Supplied information
/---
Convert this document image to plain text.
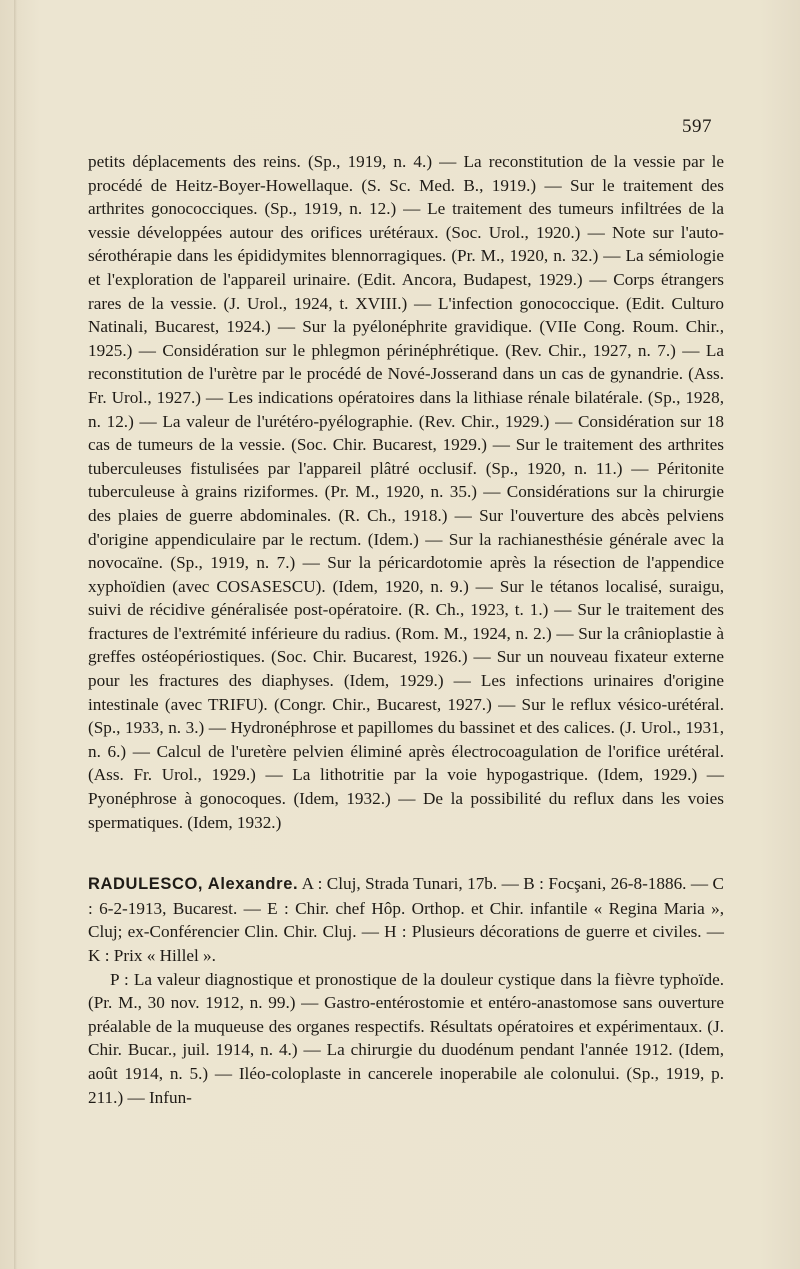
597

petits déplacements des reins. (Sp., 1919, n. 4.) — La reconstitution de la vessie par le procédé de Heitz-Boyer-Howellaque. (S. Sc. Med. B., 1919.) — Sur le traitement des arthrites gonococciques. (Sp., 1919, n. 12.) — Le traitement des tumeurs infiltrées de la vessie développées autour des orifices urétéraux. (Soc. Urol., 1920.) — Note sur l'auto-sérothérapie dans les épididymites blennorragiques. (Pr. M., 1920, n. 32.) — La sémiologie et l'exploration de l'appareil urinaire. (Edit. Ancora, Budapest, 1929.) — Corps étrangers rares de la vessie. (J. Urol., 1924, t. XVIII.) — L'infection gonococcique. (Edit. Culturo Natinali, Bucarest, 1924.) — Sur la pyélonéphrite gravidique. (VIIe Cong. Roum. Chir., 1925.) — Considération sur le phlegmon périnéphrétique. (Rev. Chir., 1927, n. 7.) — La reconstitution de l'urètre par le procédé de Nové-Josserand dans un cas de gynandrie. (Ass. Fr. Urol., 1927.) — Les indications opératoires dans la lithiase rénale bilatérale. (Sp., 1928, n. 12.) — La valeur de l'urétéro-pyélographie. (Rev. Chir., 1929.) — Considération sur 18 cas de tumeurs de la vessie. (Soc. Chir. Bucarest, 1929.) — Sur le traitement des arthrites tuberculeuses fistulisées par l'appareil plâtré occlusif. (Sp., 1920, n. 11.) — Péritonite tuberculeuse à grains riziformes. (Pr. M., 1920, n. 35.) — Considérations sur la chirurgie des plaies de guerre abdominales. (R. Ch., 1918.) — Sur l'ouverture des abcès pelviens d'origine appendiculaire par le rectum. (Idem.) — Sur la rachianesthésie générale avec la novocaïne. (Sp., 1919, n. 7.) — Sur la péricardotomie après la résection de l'appendice xyphoïdien (avec COSASESCU). (Idem, 1920, n. 9.) — Sur le tétanos localisé, suraigu, suivi de récidive généralisée post-opératoire. (R. Ch., 1923, t. 1.) — Sur le traitement des fractures de l'extrémité inférieure du radius. (Rom. M., 1924, n. 2.) — Sur la crânioplastie à greffes ostéopériostiques. (Soc. Chir. Bucarest, 1926.) — Sur un nouveau fixateur externe pour les fractures des diaphyses. (Idem, 1929.) — Les infections urinaires d'origine intestinale (avec TRIFU). (Congr. Chir., Bucarest, 1927.) — Sur le reflux vésico-urétéral. (Sp., 1933, n. 3.) — Hydronéphrose et papillomes du bassinet et des calices. (J. Urol., 1931, n. 6.) — Calcul de l'uretère pelvien éliminé après électrocoagulation de l'orifice urétéral. (Ass. Fr. Urol., 1929.) — La lithotritie par la voie hypogastrique. (Idem, 1929.) — Pyonéphrose à gonocoques. (Idem, 1932.) — De la possibilité du reflux dans les voies spermatiques. (Idem, 1932.)

RADULESCO, Alexandre. A : Cluj, Strada Tunari, 17b. — B : Focşani, 26-8-1886. — C : 6-2-1913, Bucarest. — E : Chir. chef Hôp. Orthop. et Chir. infantile « Regina Maria », Cluj; ex-Conférencier Clin. Chir. Cluj. — H : Plusieurs décorations de guerre et civiles. — K : Prix « Hillel ».

P : La valeur diagnostique et pronostique de la douleur cystique dans la fièvre typhoïde. (Pr. M., 30 nov. 1912, n. 99.) — Gastro-entérostomie et entéro-anastomose sans ouverture préalable de la muqueuse des organes respectifs. Résultats opératoires et expérimentaux. (J. Chir. Bucar., juil. 1914, n. 4.) — La chirurgie du duodénum pendant l'année 1912. (Idem, août 1914, n. 5.) — Iléo-coloplaste in cancerele inoperabile ale colonului. (Sp., 1919, p. 211.) — Infun-
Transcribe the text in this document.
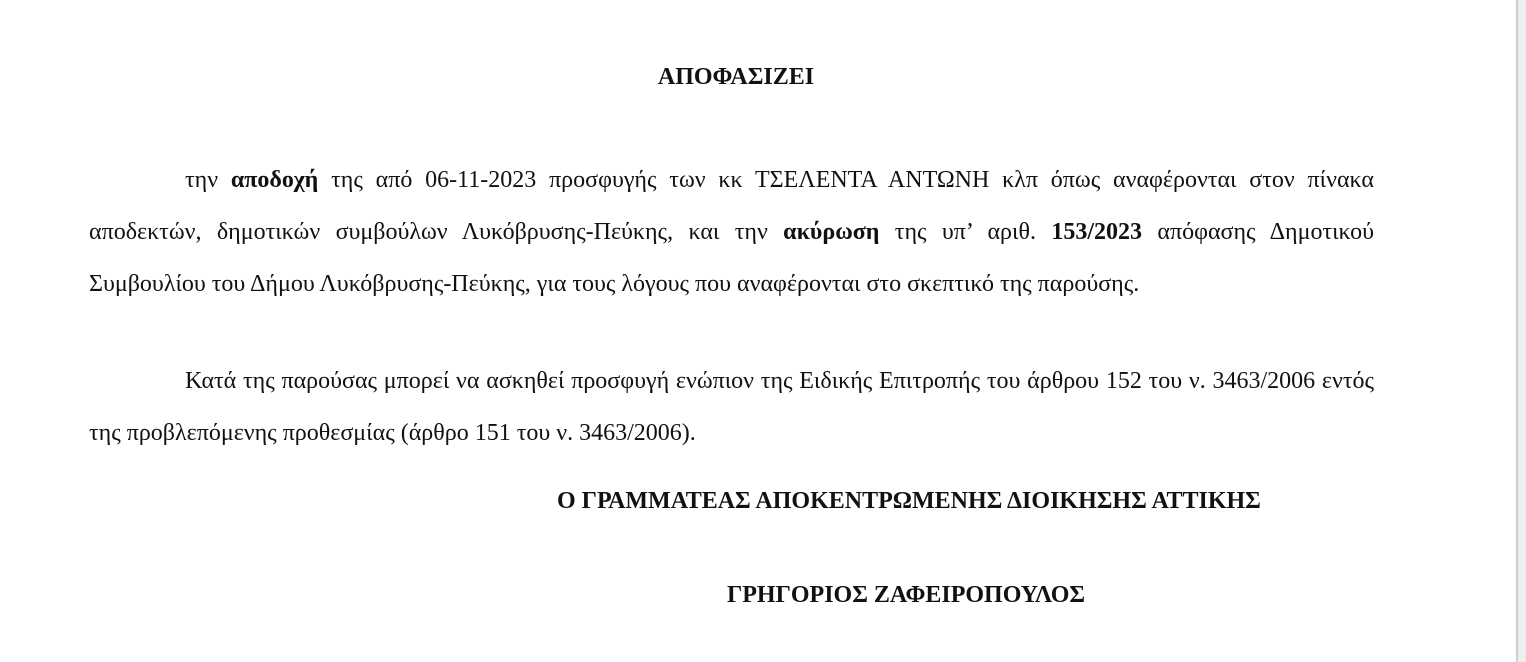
ΑΠΟΦΑΣΙΖΕΙ

την αποδοχή της από 06-11-2023 προσφυγής των κκ ΤΣΕΛΕΝΤΑ ΑΝΤΩΝΗ κλπ όπως αναφέρονται στον πίνακα αποδεκτών, δημοτικών συμβούλων Λυκόβρυσης-Πεύκης, και την ακύρωση της υπ’ αριθ. 153/2023 απόφασης Δημοτικού Συμβουλίου του Δήμου Λυκόβρυσης-Πεύκης, για τους λόγους που αναφέρονται στο σκεπτικό της παρούσης.

Κατά της παρούσας μπορεί να ασκηθεί προσφυγή ενώπιον της Ειδικής Επιτροπής του άρθρου 152 του ν. 3463/2006 εντός της προβλεπόμενης προθεσμίας (άρθρο 151 του ν. 3463/2006).

Ο ΓΡΑΜΜΑΤΕΑΣ ΑΠΟΚΕΝΤΡΩΜΕΝΗΣ ΔΙΟΙΚΗΣΗΣ ΑΤΤΙΚΗΣ
ΓΡΗΓΟΡΙΟΣ ΖΑΦΕΙΡΟΠΟΥΛΟΣ
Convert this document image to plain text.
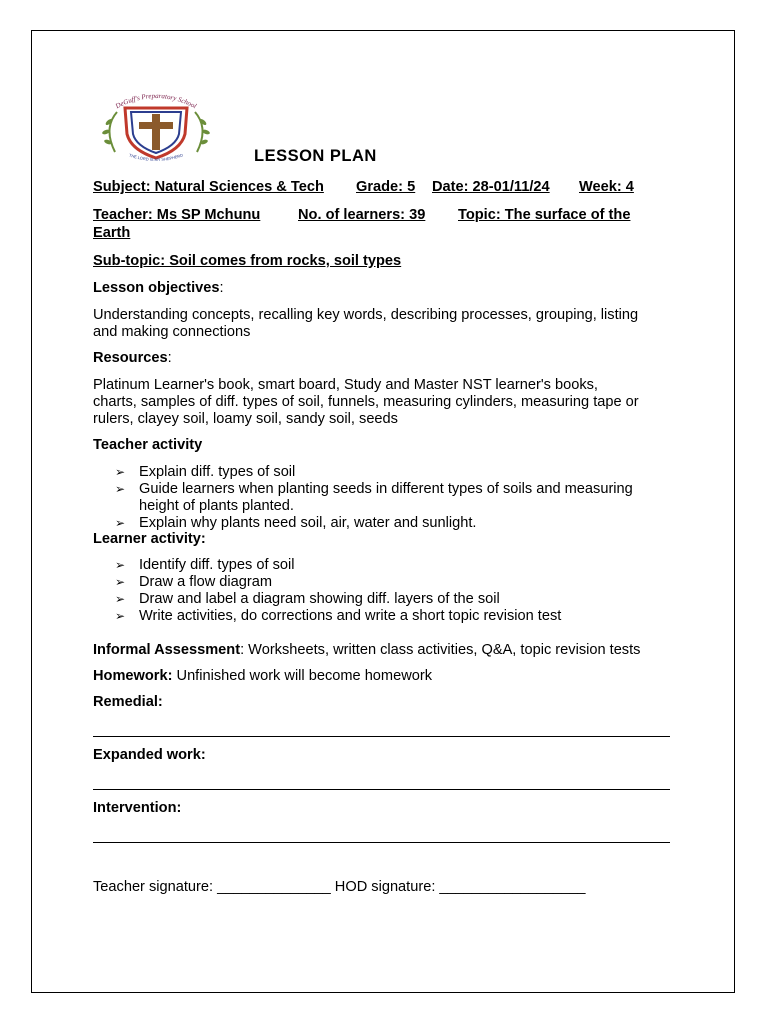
DeGuff's Preparatory School
THE LORD IS MY SHEPHERD	LESSON PLAN
Subject: Natural Sciences & Tech Grade: 5 Date: 28-01/11/24 Week: 4
Teacher: Ms SP Mchunu	No. of learners: 39 Topic: The surface of the
Earth
Sub-topic: Soil comes from rocks, soil types
Lesson objectives:
Understanding concepts, recalling key words, describing processes, grouping, listing
and making connections
Resources:
Platinum Learner's book, smart board, Study and Master NST learner's books,
charts, samples of diff. types of soil, funnels, measuring cylinders, measuring tape or
rulers, clayey soil, loamy soil, sandy soil, seeds
Teacher activity
➢ Explain diff. types of soil
➢ Guide learners when planting seeds in different types of soils and measuring
height of plants planted.
➢ Explain why plants need soil, air, water and sunlight.
Learner activity:
➢ Identify diff. types of soil
➢ Draw a flow diagram
➢ Draw and label a diagram showing diff. layers of the soil
➢ Write activities, do corrections and write a short topic revision test
Informal Assessment: Worksheets, written class activities, Q&A, topic revision tests
Homework: Unfinished work will become homework
Remedial:
Expanded work:
Intervention:
Teacher signature: ______________ HOD signature: __________________
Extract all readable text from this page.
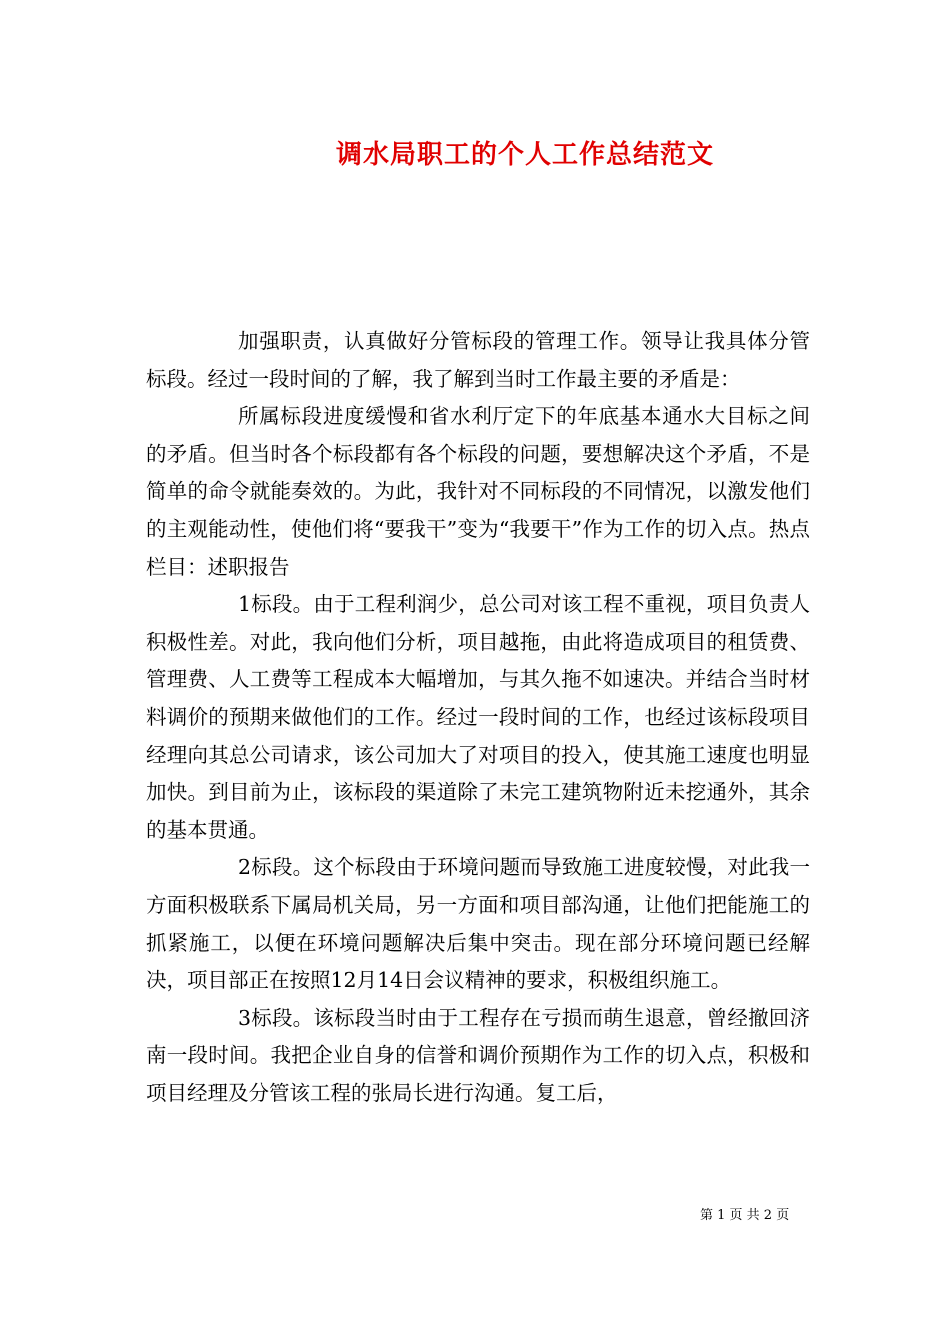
调水局职工的个人工作总结范文

加强职责，认真做好分管标段的管理工作。领导让我具体分管标段。经过一段时间的了解，我了解到当时工作最主要的矛盾是：

所属标段进度缓慢和省水利厅定下的年底基本通水大目标之间的矛盾。但当时各个标段都有各个标段的问题，要想解决这个矛盾，不是简单的命令就能奏效的。为此，我针对不同标段的不同情况，以激发他们的主观能动性，使他们将“要我干”变为“我要干”作为工作的切入点。热点栏目：述职报告

1标段。由于工程利润少，总公司对该工程不重视，项目负责人积极性差。对此，我向他们分析，项目越拖，由此将造成项目的租赁费、管理费、人工费等工程成本大幅增加，与其久拖不如速决。并结合当时材料调价的预期来做他们的工作。经过一段时间的工作，也经过该标段项目经理向其总公司请求，该公司加大了对项目的投入，使其施工速度也明显加快。到目前为止，该标段的渠道除了未完工建筑物附近未挖通外，其余的基本贯通。

2标段。这个标段由于环境问题而导致施工进度较慢，对此我一方面积极联系下属局机关局，另一方面和项目部沟通，让他们把能施工的抓紧施工，以便在环境问题解决后集中突击。现在部分环境问题已经解决，项目部正在按照12月14日会议精神的要求，积极组织施工。

3标段。该标段当时由于工程存在亏损而萌生退意，曾经撤回济南一段时间。我把企业自身的信誉和调价预期作为工作的切入点，积极和项目经理及分管该工程的张局长进行沟通。复工后，

第 1 页 共 2 页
\---
Aim
Pick out and copy every line that contains the word "measuring".

Full output
charts, samples of diff. types of soil, funnels, measuring cylinders, measuring tape or
➢ Guide learners when planting seeds in different types of soils and measuring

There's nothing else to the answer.